● **TO DO**: Return each row below word for word, with no changes.

[MATERIAL PROVIDED start]

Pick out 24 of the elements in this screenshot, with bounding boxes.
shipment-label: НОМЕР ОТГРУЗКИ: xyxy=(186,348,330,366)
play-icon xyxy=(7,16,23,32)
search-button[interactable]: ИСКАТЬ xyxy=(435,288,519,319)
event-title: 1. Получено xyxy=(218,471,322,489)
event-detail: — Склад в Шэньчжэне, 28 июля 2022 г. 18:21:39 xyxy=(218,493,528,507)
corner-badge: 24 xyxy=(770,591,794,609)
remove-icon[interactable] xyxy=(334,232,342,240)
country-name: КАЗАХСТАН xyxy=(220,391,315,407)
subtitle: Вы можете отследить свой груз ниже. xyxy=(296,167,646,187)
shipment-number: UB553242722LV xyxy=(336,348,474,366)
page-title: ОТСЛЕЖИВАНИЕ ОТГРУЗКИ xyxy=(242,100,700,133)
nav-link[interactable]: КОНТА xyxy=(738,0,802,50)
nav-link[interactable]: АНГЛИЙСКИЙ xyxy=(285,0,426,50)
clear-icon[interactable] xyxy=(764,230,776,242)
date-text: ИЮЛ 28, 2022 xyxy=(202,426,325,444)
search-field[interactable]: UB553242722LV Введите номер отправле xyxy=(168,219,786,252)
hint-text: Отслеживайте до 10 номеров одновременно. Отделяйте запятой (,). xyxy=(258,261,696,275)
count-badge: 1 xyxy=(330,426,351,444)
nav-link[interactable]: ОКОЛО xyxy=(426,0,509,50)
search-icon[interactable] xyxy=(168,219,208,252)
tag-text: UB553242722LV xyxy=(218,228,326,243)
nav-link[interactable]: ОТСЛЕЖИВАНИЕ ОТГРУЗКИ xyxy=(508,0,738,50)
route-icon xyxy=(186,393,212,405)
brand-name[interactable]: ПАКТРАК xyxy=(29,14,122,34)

[MATERIAL PROVIDED end]

● **THE SOLUTION**:
Pick out 24 of the elements in this screenshot, with bounding boxes.
shipment-label: НОМЕР ОТГРУЗКИ: xyxy=(186,348,330,366)
play-icon xyxy=(7,16,23,32)
search-button[interactable]: ИСКАТЬ xyxy=(435,288,519,319)
event-title: 1. Получено xyxy=(218,471,322,489)
event-detail: — Склад в Шэньчжэне, 28 июля 2022 г. 18:21:39 xyxy=(218,493,528,507)
corner-badge: 24 xyxy=(770,591,794,609)
remove-icon[interactable] xyxy=(334,232,342,240)
country-name: КАЗАХСТАН xyxy=(220,391,315,407)
subtitle: Вы можете отследить свой груз ниже. xyxy=(296,167,646,187)
shipment-number: UB553242722LV xyxy=(336,348,474,366)
page-title: ОТСЛЕЖИВАНИЕ ОТГРУЗКИ xyxy=(242,100,700,133)
nav-link[interactable]: КОНТА xyxy=(738,0,802,50)
nav-link[interactable]: АНГЛИЙСКИЙ xyxy=(285,0,426,50)
clear-icon[interactable] xyxy=(764,230,776,242)
date-text: ИЮЛ 28, 2022 xyxy=(202,426,325,444)
search-field[interactable]: UB553242722LV Введите номер отправле xyxy=(168,219,786,252)
hint-text: Отслеживайте до 10 номеров одновременно. Отделяйте запятой (,). xyxy=(258,261,696,275)
count-badge: 1 xyxy=(330,426,351,444)
nav-link[interactable]: ОКОЛО xyxy=(426,0,509,50)
search-icon[interactable] xyxy=(168,219,208,252)
tag-text: UB553242722LV xyxy=(218,228,326,243)
nav-link[interactable]: ОТСЛЕЖИВАНИЕ ОТГРУЗКИ xyxy=(508,0,738,50)
route-icon xyxy=(186,393,212,405)
brand-name[interactable]: ПАКТРАК xyxy=(29,14,122,34)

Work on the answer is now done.